● REQUIRED TASK: Check each line of the listing for the word "phares" and give only the number of lines that have it.

● RECORD EXTRACTS:
==*==

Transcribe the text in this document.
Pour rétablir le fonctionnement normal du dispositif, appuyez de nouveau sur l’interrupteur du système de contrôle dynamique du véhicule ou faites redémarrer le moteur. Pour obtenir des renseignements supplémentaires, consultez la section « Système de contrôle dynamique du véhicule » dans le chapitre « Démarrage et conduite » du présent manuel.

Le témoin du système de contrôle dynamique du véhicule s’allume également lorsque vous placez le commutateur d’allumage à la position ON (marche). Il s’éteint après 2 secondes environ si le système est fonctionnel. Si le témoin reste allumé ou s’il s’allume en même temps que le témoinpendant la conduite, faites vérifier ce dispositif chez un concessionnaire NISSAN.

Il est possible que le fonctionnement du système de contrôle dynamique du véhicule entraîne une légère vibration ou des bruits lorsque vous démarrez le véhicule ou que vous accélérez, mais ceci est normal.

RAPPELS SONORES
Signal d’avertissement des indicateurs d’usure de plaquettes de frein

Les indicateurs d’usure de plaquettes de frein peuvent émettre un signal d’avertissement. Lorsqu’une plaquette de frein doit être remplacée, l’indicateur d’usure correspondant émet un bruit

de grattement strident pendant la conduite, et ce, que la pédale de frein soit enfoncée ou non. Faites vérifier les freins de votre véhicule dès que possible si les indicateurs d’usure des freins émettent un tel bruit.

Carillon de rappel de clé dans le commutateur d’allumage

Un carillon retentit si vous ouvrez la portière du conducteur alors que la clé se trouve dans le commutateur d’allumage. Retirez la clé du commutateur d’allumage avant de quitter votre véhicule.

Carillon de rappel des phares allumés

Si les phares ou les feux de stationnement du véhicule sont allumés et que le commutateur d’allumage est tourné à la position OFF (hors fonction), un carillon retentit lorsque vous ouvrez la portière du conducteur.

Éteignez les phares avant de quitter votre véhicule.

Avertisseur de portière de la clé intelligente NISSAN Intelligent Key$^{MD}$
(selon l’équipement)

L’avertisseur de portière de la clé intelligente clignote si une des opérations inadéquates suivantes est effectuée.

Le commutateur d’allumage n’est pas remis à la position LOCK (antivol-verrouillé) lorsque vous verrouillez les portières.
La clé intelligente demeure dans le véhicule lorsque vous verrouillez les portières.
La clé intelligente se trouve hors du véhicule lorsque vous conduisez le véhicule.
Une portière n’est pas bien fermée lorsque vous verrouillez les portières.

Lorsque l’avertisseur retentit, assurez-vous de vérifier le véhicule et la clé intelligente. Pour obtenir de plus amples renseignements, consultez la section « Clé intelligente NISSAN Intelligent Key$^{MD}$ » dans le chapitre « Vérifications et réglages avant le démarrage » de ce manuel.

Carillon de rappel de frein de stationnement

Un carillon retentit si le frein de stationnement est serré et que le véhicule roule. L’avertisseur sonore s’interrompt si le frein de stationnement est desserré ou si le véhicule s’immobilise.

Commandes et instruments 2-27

==*==

● SOLUTION: 3